Hunt for the word "Rządy" across the entries below, copying each line that holds it.

— begin Supplied material —

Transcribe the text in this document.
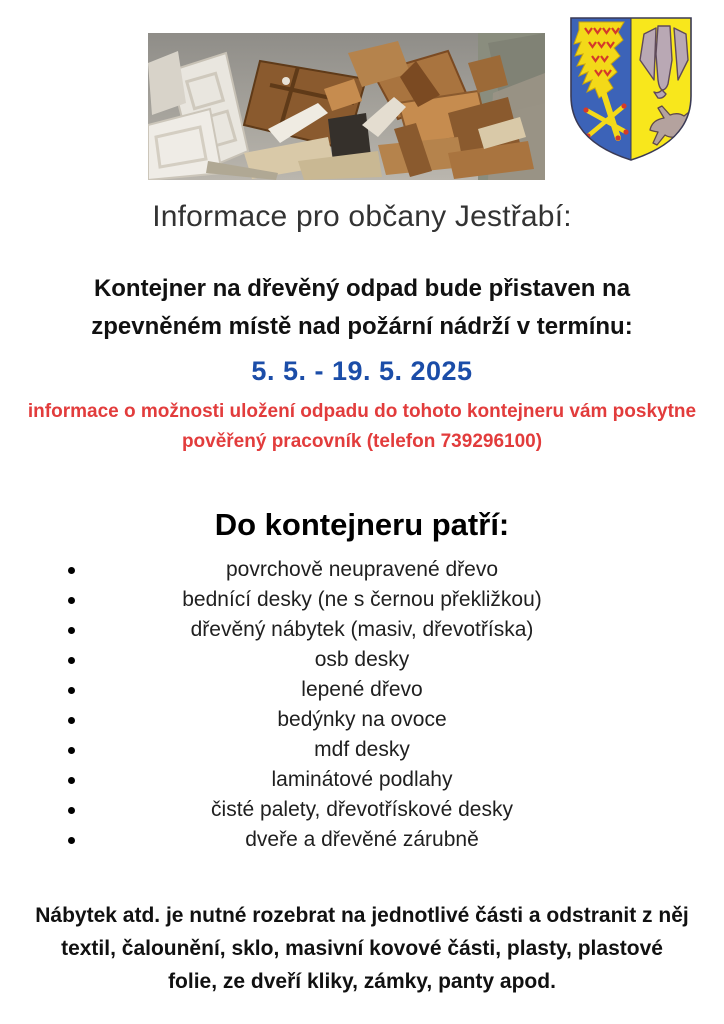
Informace pro občany Jestřabí:

Kontejner na dřevěný odpad bude přistaven na zpevněném místě nad požární nádrží v termínu:

5. 5. - 19. 5. 2025

informace o možnosti uložení odpadu do tohoto kontejneru vám poskytne pověřený pracovník (telefon 739296100)

Do kontejneru patří:
povrchově neupravené dřevo
bednící desky (ne s černou překližkou)
dřevěný nábytek (masiv, dřevotříska)
osb desky
lepené dřevo
bedýnky na ovoce
mdf desky
laminátové podlahy
čisté palety, dřevotřískové desky
dveře a dřevěné zárubně

Nábytek atd. je nutné rozebrat na jednotlivé části a odstranit z něj textil, čalounění, sklo, masivní kovové části, plasty, plastové folie, ze dveří kliky, zámky, panty apod.
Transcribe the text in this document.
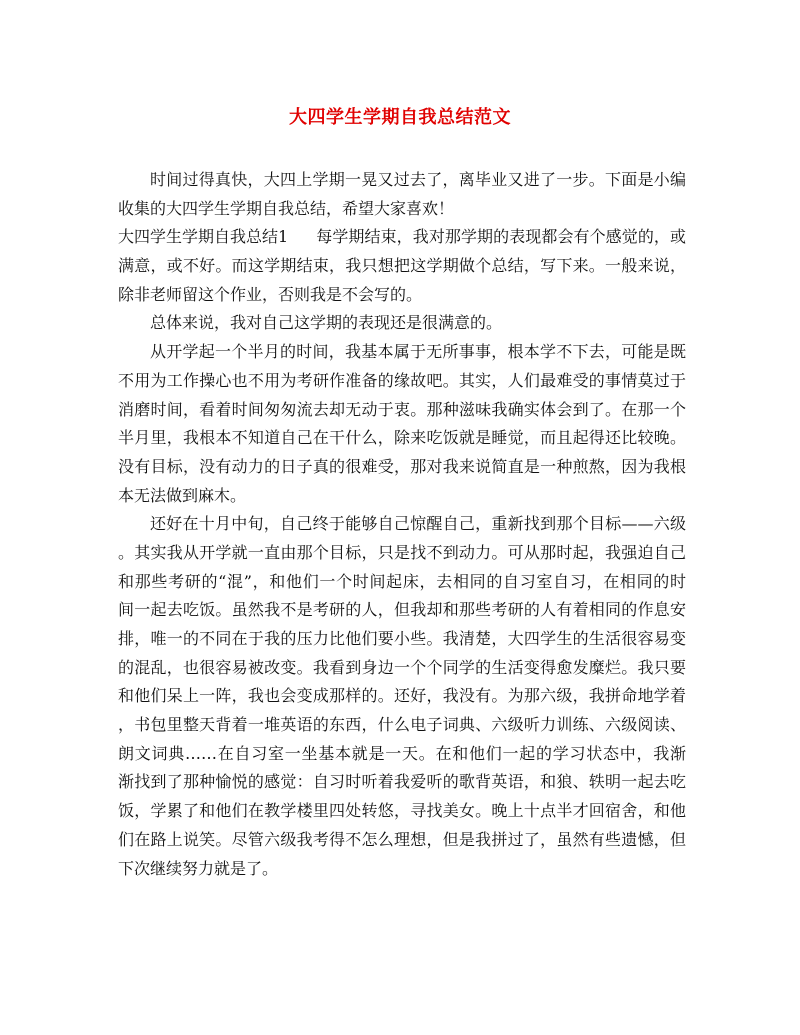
大四学生学期自我总结范文
时间过得真快，大四上学期一晃又过去了，离毕业又进了一步。下面是小编
收集的大四学生学期自我总结，希望大家喜欢！
大四学生学期自我总结1 每学期结束，我对那学期的表现都会有个感觉的，或
满意，或不好。而这学期结束，我只想把这学期做个总结，写下来。一般来说，
除非老师留这个作业，否则我是不会写的。
总体来说，我对自己这学期的表现还是很满意的。
从开学起一个半月的时间，我基本属于无所事事，根本学不下去，可能是既
不用为工作操心也不用为考研作准备的缘故吧。其实，人们最难受的事情莫过于
消磨时间，看着时间匆匆流去却无动于衷。那种滋味我确实体会到了。在那一个
半月里，我根本不知道自己在干什么，除来吃饭就是睡觉，而且起得还比较晚。
没有目标，没有动力的日子真的很难受，那对我来说简直是一种煎熬，因为我根
本无法做到麻木。
还好在十月中旬，自己终于能够自己惊醒自己，重新找到那个目标——六级
。其实我从开学就一直由那个目标，只是找不到动力。可从那时起，我强迫自己
和那些考研的“混”，和他们一个时间起床，去相同的自习室自习，在相同的时
间一起去吃饭。虽然我不是考研的人，但我却和那些考研的人有着相同的作息安
排，唯一的不同在于我的压力比他们要小些。我清楚，大四学生的生活很容易变
的混乱，也很容易被改变。我看到身边一个个同学的生活变得愈发糜烂。我只要
和他们呆上一阵，我也会变成那样的。还好，我没有。为那六级，我拼命地学着
，书包里整天背着一堆英语的东西，什么电子词典、六级听力训练、六级阅读、
朗文词典……在自习室一坐基本就是一天。在和他们一起的学习状态中，我渐
渐找到了那种愉悦的感觉：自习时听着我爱听的歌背英语，和狼、轶明一起去吃
饭，学累了和他们在教学楼里四处转悠，寻找美女。晚上十点半才回宿舍，和他
们在路上说笑。尽管六级我考得不怎么理想，但是我拼过了，虽然有些遗憾，但
下次继续努力就是了。
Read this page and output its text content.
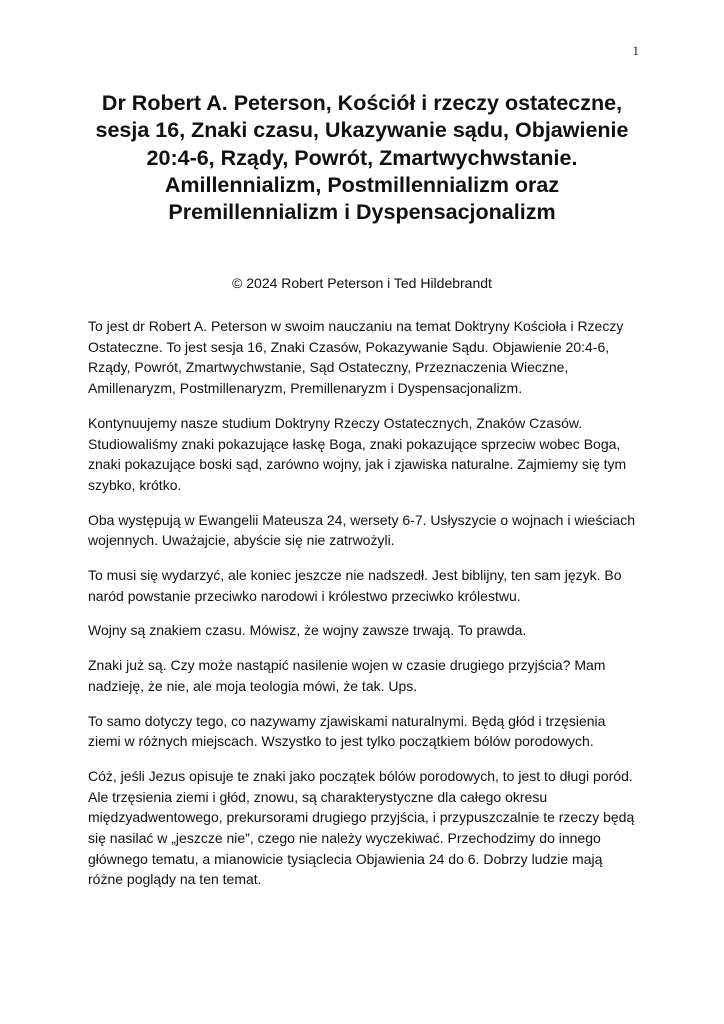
1
Dr Robert A. Peterson, Kościół i rzeczy ostateczne, sesja 16, Znaki czasu, Ukazywanie sądu, Objawienie 20:4-6, Rządy, Powrót, Zmartwychwstanie. Amillennializm, Postmillennializm oraz Premillennializm i Dyspensacjonalizm
© 2024 Robert Peterson i Ted Hildebrandt

To jest dr Robert A. Peterson w swoim nauczaniu na temat Doktryny Kościoła i Rzeczy Ostateczne. To jest sesja 16, Znaki Czasów, Pokazywanie Sądu. Objawienie 20:4-6, Rządy, Powrót, Zmartwychwstanie, Sąd Ostateczny, Przeznaczenia Wieczne, Amillenaryzm, Postmillenaryzm, Premillenaryzm i Dyspensacjonalizm.

Kontynuujemy nasze studium Doktryny Rzeczy Ostatecznych, Znaków Czasów. Studiowaliśmy znaki pokazujące łaskę Boga, znaki pokazujące sprzeciw wobec Boga, znaki pokazujące boski sąd, zarówno wojny, jak i zjawiska naturalne. Zajmiemy się tym szybko, krótko.

Oba występują w Ewangelii Mateusza 24, wersety 6-7. Usłyszycie o wojnach i wieściach wojennych. Uważajcie, abyście się nie zatrwożyli.

To musi się wydarzyć, ale koniec jeszcze nie nadszedł. Jest biblijny, ten sam język. Bo naród powstanie przeciwko narodowi i królestwo przeciwko królestwu.

Wojny są znakiem czasu. Mówisz, że wojny zawsze trwają. To prawda.

Znaki już są. Czy może nastąpić nasilenie wojen w czasie drugiego przyjścia? Mam nadzieję, że nie, ale moja teologia mówi, że tak. Ups.

To samo dotyczy tego, co nazywamy zjawiskami naturalnymi. Będą głód i trzęsienia ziemi w różnych miejscach. Wszystko to jest tylko początkiem bólów porodowych.

Cóż, jeśli Jezus opisuje te znaki jako początek bólów porodowych, to jest to długi poród. Ale trzęsienia ziemi i głód, znowu, są charakterystyczne dla całego okresu międzyadwentowego, prekursorami drugiego przyjścia, i przypuszczalnie te rzeczy będą się nasilać w „jeszcze nie”, czego nie należy wyczekiwać. Przechodzimy do innego głównego tematu, a mianowicie tysiąclecia Objawienia 24 do 6. Dobrzy ludzie mają różne poglądy na ten temat.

— end Supplied material —

→ Written answer:
Dr Robert A. Peterson, Kościół i rzeczy ostateczne, sesja 16, Znaki czasu, Ukazywanie sądu, Objawienie 20:4-6, Rządy, Powrót, Zmartwychwstanie. Amillennializm, Postmillennializm oraz Premillennializm i Dyspensacjonalizm
To jest dr Robert A. Peterson w swoim nauczaniu na temat Doktryny Kościoła i Rzeczy Ostateczne. To jest sesja 16, Znaki Czasów, Pokazywanie Sądu. Objawienie 20:4-6, Rządy, Powrót, Zmartwychwstanie, Sąd Ostateczny, Przeznaczenia Wieczne, Amillenaryzm, Postmillenaryzm, Premillenaryzm i Dyspensacjonalizm.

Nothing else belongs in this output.